[Saved data entries]
--- start ---

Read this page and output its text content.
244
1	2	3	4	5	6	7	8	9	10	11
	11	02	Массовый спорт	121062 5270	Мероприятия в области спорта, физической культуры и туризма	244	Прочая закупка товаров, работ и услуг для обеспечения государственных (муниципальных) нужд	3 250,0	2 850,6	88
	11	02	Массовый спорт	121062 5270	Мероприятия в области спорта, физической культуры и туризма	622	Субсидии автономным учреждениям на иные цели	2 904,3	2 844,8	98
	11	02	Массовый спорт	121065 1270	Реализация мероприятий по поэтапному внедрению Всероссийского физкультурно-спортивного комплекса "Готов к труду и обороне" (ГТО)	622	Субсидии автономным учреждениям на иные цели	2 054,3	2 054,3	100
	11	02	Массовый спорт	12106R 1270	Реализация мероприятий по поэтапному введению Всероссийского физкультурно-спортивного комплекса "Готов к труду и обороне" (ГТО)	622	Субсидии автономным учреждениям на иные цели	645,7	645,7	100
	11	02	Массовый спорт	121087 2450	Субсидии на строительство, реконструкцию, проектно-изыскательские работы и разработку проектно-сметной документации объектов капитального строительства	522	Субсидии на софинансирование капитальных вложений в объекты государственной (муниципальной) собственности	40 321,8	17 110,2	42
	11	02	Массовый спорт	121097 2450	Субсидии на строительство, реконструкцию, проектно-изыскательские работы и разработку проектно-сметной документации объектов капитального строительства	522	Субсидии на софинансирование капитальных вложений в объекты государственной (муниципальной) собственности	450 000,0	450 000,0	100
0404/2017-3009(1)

--- end ---

Reproduce the listing shown above in its entirety, exactly.

Solution for this task -
Read this page and output its text content.
244
1	2	3	4	5	6	7	8	9	10	11
	11	02	Массовый спорт	121062 5270	Мероприятия в области спорта, физической культуры и туризма	244	Прочая закупка товаров, работ и услуг для обеспечения государственных (муниципальных) нужд	3 250,0	2 850,6	88
	11	02	Массовый спорт	121062 5270	Мероприятия в области спорта, физической культуры и туризма	622	Субсидии автономным учреждениям на иные цели	2 904,3	2 844,8	98
	11	02	Массовый спорт	121065 1270	Реализация мероприятий по поэтапному внедрению Всероссийского физкультурно-спортивного комплекса "Готов к труду и обороне" (ГТО)	622	Субсидии автономным учреждениям на иные цели	2 054,3	2 054,3	100
	11	02	Массовый спорт	12106R 1270	Реализация мероприятий по поэтапному введению Всероссийского физкультурно-спортивного комплекса "Готов к труду и обороне" (ГТО)	622	Субсидии автономным учреждениям на иные цели	645,7	645,7	100
	11	02	Массовый спорт	121087 2450	Субсидии на строительство, реконструкцию, проектно-изыскательские работы и разработку проектно-сметной документации объектов капитального строительства	522	Субсидии на софинансирование капитальных вложений в объекты государственной (муниципальной) собственности	40 321,8	17 110,2	42
	11	02	Массовый спорт	121097 2450	Субсидии на строительство, реконструкцию, проектно-изыскательские работы и разработку проектно-сметной документации объектов капитального строительства	522	Субсидии на софинансирование капитальных вложений в объекты государственной (муниципальной) собственности	450 000,0	450 000,0	100
0404/2017-3009(1)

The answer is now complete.